Return only the count of lines in which the word "studerende" appears.

# Start of MATERIAL TO PROCESS

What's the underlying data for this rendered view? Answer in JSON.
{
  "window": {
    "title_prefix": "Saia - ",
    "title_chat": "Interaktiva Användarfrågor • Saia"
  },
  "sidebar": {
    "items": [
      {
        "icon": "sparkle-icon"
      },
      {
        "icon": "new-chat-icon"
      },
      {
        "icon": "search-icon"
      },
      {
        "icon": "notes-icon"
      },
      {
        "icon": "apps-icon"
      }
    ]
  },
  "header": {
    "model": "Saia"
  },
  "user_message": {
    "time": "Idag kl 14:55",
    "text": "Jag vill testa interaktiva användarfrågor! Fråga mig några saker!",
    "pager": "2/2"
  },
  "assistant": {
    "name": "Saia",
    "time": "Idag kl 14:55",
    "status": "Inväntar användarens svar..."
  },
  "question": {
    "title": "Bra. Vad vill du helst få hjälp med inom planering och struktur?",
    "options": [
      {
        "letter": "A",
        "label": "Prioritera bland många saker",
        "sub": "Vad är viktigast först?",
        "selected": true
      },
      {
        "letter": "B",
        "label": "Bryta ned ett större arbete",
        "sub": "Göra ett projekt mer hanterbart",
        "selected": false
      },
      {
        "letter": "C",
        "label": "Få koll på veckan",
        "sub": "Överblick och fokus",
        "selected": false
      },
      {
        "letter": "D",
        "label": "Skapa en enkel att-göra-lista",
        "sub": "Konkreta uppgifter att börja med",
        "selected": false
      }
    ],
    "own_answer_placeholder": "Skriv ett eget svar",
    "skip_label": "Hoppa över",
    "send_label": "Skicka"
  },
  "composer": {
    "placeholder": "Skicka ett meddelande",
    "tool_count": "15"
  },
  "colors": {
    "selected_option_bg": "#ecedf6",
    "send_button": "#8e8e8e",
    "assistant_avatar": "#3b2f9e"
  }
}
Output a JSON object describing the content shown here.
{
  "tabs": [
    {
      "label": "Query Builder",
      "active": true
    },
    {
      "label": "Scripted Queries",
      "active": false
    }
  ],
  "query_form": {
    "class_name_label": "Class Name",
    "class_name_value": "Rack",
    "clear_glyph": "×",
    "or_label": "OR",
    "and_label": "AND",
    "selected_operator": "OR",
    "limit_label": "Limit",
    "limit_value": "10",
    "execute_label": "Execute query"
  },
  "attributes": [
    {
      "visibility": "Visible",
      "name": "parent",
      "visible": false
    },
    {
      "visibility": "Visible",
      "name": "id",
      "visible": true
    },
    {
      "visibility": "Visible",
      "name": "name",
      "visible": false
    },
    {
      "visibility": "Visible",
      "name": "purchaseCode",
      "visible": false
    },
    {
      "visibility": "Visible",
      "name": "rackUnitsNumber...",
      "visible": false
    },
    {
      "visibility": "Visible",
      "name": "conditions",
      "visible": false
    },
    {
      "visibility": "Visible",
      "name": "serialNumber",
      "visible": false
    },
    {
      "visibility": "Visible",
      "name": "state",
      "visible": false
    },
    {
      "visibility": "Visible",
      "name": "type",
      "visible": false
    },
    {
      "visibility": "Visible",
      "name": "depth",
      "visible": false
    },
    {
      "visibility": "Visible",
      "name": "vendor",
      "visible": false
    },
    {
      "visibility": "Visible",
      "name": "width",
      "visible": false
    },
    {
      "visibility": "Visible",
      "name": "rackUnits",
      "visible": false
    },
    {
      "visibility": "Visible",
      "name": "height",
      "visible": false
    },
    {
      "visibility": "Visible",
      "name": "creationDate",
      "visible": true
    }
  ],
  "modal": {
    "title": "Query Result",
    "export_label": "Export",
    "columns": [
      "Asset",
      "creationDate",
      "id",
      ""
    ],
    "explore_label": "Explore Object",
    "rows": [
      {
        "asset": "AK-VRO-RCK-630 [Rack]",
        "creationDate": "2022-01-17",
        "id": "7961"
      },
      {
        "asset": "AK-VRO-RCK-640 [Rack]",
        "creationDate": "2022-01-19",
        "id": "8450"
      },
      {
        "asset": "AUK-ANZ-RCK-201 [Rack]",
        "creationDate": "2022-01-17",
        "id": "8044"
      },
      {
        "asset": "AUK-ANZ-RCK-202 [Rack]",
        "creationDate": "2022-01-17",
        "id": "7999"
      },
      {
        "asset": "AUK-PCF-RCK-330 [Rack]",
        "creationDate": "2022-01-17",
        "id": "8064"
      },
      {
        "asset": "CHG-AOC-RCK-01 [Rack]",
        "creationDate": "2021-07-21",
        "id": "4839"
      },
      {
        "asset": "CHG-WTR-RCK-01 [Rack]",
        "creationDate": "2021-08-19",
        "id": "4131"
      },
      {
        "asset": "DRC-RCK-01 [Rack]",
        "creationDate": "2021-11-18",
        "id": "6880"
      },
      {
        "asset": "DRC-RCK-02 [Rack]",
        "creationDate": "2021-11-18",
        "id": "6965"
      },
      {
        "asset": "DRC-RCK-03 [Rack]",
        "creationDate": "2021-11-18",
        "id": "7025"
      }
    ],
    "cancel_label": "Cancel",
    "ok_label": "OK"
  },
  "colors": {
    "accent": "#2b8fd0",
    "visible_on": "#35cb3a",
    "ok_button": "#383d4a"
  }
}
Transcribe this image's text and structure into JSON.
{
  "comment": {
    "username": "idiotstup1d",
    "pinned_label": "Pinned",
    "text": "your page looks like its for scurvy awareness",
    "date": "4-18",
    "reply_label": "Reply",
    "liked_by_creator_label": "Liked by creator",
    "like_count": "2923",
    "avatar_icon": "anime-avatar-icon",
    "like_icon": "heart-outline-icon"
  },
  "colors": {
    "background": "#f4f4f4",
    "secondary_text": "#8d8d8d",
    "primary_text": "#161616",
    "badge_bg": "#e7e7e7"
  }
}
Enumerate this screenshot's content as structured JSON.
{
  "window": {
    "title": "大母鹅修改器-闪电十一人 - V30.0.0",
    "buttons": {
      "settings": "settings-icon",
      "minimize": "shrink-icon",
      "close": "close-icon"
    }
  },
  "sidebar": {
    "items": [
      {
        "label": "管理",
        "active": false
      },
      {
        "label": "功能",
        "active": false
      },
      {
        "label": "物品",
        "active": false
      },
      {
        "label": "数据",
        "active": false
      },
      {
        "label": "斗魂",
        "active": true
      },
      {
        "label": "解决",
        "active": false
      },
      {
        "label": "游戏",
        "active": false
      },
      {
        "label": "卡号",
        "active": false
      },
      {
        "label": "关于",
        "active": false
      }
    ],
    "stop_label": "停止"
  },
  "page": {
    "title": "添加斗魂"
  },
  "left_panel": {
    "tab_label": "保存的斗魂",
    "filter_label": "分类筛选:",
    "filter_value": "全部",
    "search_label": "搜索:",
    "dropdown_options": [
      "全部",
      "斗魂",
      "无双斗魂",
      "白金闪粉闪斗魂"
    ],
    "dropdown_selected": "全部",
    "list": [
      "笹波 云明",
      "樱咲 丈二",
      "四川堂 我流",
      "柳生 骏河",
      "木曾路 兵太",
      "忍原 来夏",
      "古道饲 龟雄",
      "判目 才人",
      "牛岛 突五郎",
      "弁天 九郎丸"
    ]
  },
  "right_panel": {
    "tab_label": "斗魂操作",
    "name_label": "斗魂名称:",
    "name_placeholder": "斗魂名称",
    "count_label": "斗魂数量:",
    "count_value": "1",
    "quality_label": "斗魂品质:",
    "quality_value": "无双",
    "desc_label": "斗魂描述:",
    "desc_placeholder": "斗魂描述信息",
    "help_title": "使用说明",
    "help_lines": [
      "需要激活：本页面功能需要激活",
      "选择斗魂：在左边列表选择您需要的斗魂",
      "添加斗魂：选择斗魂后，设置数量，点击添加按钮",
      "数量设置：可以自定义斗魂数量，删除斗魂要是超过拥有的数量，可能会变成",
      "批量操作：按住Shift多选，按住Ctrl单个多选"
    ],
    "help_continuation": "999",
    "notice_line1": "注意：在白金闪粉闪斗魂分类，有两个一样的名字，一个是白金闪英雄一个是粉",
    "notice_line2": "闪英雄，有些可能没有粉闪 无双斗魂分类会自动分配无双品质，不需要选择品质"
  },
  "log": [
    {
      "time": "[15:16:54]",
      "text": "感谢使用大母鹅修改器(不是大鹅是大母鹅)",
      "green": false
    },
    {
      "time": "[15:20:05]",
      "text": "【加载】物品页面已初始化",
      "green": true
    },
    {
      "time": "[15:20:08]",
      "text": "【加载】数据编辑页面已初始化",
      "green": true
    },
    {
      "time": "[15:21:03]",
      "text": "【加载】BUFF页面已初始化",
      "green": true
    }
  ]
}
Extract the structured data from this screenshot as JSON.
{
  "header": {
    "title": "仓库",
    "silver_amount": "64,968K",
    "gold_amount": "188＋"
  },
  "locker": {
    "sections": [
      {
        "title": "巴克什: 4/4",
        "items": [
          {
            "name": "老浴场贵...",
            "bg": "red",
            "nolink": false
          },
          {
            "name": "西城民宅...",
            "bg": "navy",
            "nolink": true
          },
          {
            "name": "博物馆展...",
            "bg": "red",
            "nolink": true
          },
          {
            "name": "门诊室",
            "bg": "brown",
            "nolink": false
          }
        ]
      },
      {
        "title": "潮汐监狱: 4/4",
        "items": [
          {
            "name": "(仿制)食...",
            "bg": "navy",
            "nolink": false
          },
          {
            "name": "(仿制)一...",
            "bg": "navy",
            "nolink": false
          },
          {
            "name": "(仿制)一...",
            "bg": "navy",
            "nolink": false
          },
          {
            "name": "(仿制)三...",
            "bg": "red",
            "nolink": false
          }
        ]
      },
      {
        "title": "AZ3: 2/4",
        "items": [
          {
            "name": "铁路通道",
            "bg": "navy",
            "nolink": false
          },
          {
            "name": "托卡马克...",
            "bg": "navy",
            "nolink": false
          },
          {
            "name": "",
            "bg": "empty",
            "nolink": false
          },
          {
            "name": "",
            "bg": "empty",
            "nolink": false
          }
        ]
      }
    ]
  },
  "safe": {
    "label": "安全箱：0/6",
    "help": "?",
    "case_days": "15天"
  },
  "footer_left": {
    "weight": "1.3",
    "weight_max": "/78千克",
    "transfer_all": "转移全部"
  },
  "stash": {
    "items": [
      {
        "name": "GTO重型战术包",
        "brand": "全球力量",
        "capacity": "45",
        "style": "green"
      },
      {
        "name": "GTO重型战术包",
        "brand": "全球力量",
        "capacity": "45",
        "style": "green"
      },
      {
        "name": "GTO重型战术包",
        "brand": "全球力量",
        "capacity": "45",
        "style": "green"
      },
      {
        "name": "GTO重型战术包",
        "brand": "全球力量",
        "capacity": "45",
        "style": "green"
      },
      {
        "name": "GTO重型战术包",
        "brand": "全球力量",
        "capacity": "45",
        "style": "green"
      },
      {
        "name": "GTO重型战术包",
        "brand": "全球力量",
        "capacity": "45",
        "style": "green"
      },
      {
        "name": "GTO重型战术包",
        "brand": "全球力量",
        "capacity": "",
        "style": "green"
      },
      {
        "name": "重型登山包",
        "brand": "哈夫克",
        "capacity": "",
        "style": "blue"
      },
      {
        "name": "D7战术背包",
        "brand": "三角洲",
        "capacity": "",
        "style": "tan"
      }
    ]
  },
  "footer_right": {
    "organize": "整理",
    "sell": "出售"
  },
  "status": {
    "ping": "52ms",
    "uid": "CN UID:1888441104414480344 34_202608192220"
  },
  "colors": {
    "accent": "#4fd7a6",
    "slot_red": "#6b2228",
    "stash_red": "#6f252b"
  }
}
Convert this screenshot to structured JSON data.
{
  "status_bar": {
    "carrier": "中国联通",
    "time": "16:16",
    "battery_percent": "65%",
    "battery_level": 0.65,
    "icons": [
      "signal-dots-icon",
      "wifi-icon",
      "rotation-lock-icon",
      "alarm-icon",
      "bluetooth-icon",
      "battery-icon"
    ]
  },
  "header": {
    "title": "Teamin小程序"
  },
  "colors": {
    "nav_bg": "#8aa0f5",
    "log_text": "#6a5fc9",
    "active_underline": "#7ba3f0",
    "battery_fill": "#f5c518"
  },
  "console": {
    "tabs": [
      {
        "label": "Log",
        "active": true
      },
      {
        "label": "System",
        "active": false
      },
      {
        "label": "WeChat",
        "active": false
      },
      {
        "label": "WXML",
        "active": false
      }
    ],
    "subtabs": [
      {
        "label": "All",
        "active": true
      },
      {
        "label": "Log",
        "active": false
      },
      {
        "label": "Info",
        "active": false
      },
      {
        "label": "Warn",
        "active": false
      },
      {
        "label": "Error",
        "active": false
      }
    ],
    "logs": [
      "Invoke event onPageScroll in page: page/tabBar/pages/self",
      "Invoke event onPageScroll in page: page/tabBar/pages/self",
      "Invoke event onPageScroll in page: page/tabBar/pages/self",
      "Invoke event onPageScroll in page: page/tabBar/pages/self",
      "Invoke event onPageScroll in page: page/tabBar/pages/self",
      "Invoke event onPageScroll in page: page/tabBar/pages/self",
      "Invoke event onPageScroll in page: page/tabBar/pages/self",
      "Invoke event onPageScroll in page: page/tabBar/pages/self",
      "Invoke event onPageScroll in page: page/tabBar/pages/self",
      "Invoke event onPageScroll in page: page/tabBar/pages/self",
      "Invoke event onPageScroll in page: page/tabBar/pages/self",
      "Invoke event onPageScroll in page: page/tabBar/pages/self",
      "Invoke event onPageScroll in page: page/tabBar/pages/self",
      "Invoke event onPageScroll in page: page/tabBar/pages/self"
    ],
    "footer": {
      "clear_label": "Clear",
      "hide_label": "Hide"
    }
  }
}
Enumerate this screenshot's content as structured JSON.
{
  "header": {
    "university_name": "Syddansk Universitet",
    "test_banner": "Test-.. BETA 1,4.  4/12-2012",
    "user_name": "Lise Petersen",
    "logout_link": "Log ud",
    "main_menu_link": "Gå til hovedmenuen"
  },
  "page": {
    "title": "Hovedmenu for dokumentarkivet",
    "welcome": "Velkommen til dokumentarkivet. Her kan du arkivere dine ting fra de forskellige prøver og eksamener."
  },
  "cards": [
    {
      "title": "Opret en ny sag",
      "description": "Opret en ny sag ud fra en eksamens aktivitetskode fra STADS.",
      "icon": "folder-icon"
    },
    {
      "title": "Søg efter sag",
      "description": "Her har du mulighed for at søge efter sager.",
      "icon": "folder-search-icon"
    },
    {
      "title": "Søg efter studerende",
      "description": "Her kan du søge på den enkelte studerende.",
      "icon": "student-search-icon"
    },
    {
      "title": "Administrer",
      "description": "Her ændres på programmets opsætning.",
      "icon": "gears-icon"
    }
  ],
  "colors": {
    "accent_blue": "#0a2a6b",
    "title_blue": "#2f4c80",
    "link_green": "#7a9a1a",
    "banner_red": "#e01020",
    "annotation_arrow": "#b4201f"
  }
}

# End of MATERIAL TO PROCESS

**ANSWER TO THE TASK:** 2